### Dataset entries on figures
====

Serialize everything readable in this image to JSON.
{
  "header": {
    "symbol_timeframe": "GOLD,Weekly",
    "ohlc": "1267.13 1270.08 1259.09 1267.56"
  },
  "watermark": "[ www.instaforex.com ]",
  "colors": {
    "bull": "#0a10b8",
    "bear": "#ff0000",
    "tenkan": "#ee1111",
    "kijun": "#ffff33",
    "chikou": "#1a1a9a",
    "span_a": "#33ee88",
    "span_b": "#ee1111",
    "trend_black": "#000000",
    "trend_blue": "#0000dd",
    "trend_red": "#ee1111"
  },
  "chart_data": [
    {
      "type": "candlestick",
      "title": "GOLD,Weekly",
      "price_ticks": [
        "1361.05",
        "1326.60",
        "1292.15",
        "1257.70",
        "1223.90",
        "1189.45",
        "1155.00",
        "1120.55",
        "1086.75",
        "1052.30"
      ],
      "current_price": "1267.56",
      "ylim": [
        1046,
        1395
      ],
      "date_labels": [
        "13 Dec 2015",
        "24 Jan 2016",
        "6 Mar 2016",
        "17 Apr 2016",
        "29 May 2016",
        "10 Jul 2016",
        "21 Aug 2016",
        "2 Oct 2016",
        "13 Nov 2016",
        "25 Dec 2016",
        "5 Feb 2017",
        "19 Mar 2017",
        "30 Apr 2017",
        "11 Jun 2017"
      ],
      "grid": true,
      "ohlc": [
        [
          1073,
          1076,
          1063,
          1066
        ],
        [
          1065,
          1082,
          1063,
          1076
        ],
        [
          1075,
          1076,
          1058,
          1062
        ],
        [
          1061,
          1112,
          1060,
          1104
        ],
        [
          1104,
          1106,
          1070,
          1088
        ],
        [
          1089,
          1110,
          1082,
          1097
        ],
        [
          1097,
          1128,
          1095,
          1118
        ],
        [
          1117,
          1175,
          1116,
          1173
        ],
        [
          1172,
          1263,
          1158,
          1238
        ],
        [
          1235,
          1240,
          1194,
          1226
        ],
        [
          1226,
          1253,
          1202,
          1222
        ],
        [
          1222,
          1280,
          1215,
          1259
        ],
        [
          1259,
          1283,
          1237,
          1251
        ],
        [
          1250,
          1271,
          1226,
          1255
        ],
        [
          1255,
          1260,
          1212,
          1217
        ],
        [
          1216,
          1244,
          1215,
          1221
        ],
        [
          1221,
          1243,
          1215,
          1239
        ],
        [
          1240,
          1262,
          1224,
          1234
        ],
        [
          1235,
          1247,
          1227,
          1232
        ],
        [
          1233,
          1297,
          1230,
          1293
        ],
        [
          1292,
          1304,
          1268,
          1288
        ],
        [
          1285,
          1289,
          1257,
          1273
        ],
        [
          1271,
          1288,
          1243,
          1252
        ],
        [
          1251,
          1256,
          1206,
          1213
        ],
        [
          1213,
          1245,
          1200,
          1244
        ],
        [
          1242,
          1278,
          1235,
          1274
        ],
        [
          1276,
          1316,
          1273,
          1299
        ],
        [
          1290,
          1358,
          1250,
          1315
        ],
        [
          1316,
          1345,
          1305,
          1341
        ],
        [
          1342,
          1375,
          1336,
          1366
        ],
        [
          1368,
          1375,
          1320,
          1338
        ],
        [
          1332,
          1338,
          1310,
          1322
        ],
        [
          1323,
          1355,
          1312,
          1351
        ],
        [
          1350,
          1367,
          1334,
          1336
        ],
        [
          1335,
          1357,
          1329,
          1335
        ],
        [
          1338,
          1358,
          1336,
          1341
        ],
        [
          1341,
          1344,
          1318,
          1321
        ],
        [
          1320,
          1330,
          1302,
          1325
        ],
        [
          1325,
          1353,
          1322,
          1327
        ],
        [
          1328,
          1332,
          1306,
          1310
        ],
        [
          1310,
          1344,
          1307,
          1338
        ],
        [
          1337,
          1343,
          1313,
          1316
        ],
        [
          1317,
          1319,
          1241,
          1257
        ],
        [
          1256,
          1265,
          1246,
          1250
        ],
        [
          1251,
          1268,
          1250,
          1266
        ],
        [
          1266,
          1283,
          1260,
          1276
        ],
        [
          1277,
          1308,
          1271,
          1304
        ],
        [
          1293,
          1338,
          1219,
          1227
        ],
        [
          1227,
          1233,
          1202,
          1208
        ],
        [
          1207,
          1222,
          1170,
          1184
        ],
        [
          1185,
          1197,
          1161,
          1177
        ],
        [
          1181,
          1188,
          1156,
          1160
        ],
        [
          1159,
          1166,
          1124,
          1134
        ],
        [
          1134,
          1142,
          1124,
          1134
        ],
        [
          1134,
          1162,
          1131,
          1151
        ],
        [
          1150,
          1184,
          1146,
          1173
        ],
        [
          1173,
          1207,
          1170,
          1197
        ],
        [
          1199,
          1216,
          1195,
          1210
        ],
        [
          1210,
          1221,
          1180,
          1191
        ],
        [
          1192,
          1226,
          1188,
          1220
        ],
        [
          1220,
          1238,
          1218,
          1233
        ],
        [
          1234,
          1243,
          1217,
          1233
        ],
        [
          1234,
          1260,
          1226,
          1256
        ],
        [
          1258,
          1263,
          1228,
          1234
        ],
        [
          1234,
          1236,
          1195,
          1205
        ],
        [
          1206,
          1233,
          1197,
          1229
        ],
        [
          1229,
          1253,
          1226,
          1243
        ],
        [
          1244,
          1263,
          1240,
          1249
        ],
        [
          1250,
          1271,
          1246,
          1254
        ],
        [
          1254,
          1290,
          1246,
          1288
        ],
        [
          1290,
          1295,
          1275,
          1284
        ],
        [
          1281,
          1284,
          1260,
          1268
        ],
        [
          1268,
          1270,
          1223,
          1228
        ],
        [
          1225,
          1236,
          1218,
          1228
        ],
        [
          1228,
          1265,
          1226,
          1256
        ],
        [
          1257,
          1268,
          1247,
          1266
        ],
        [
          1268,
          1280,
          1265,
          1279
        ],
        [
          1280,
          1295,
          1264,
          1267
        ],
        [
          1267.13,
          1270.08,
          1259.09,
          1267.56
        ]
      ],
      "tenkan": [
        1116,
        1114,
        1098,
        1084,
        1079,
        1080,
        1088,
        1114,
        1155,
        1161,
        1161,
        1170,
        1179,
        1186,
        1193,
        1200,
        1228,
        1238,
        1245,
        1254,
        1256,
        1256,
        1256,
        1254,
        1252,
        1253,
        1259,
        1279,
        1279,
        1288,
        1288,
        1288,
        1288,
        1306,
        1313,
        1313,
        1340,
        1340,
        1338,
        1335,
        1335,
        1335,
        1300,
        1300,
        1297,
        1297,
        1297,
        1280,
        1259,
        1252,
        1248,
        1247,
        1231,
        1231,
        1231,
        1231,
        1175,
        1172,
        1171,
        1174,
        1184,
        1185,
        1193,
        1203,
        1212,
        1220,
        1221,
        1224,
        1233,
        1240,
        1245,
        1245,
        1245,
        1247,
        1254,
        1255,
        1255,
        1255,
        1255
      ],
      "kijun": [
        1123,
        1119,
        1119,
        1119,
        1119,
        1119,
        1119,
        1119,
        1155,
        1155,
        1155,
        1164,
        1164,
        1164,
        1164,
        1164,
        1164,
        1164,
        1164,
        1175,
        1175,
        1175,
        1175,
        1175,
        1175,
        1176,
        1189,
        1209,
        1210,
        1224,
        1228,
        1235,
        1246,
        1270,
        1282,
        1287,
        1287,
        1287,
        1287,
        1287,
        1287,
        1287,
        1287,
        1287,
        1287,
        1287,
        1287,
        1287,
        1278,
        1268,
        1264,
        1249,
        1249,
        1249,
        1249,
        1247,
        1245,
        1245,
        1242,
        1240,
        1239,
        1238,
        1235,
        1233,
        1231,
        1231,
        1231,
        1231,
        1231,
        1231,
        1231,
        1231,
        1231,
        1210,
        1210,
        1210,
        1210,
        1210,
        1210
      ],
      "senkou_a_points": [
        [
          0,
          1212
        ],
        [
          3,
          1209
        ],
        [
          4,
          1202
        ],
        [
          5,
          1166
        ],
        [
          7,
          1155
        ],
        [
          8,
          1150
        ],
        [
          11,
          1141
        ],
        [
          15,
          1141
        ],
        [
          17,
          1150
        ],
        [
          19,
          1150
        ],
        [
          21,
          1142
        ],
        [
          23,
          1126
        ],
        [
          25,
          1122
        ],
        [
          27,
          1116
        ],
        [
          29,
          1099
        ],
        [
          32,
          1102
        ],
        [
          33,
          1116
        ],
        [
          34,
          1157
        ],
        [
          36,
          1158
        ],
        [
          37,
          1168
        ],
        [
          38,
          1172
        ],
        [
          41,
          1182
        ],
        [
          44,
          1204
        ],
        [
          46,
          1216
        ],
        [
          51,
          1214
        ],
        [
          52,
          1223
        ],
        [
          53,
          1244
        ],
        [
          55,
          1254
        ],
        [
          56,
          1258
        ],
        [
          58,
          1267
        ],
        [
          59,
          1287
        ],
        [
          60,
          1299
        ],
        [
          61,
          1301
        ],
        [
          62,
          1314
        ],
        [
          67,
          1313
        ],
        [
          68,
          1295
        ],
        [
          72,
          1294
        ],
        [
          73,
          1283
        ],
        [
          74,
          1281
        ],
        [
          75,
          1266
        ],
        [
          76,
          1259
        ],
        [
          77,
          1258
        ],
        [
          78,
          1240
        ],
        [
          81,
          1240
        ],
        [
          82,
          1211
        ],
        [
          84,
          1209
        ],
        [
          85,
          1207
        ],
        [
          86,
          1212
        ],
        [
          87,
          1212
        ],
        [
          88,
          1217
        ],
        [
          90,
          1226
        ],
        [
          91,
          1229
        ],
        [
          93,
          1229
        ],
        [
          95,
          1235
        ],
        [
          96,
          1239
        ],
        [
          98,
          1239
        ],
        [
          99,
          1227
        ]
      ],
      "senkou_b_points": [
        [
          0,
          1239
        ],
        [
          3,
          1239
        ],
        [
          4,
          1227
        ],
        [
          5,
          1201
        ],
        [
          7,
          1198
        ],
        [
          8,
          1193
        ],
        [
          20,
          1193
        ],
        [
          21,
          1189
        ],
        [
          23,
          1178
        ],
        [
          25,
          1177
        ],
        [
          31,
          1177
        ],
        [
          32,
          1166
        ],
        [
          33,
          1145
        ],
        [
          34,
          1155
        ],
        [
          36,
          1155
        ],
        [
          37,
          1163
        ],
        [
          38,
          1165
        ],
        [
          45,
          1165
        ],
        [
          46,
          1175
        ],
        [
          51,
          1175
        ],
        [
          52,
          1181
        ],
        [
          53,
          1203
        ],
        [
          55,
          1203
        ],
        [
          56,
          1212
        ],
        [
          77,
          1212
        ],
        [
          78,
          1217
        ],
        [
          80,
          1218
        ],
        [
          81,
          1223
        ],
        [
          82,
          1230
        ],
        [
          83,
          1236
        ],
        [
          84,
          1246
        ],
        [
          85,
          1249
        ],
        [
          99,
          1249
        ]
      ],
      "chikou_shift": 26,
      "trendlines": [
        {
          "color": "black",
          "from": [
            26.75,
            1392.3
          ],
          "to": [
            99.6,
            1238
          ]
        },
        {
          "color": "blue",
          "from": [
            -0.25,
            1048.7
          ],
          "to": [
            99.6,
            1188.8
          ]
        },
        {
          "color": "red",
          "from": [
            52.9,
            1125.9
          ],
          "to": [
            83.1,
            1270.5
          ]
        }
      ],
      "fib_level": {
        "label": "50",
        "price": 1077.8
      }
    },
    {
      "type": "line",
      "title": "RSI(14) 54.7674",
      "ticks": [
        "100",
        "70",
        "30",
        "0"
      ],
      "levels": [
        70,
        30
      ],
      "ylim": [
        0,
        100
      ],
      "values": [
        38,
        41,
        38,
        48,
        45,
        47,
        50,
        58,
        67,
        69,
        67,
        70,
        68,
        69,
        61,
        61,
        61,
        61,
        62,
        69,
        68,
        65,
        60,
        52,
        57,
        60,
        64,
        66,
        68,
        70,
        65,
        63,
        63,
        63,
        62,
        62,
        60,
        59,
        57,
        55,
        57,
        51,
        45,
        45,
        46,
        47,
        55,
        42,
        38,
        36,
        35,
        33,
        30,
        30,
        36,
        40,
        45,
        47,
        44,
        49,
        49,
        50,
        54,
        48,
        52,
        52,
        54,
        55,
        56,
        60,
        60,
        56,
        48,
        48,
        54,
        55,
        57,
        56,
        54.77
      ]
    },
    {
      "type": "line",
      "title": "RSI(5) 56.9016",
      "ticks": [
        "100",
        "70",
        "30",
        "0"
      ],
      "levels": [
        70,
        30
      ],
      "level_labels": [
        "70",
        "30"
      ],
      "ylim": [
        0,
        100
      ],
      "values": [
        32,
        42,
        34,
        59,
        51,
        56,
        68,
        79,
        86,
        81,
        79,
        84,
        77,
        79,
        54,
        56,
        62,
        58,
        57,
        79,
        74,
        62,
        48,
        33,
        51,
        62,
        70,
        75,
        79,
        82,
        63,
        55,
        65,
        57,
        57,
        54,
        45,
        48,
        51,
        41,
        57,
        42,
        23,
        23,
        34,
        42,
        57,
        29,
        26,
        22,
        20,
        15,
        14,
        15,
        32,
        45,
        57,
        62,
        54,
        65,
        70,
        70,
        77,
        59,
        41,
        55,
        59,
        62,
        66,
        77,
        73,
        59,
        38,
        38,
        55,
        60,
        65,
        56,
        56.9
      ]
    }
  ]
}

====

### Requirement
Gather every line containing the word "ohlc" and copy it.

### Output of the exercise
    "ohlc": "1267.13 1270.08 1259.09 1267.56"
      "ohlc": [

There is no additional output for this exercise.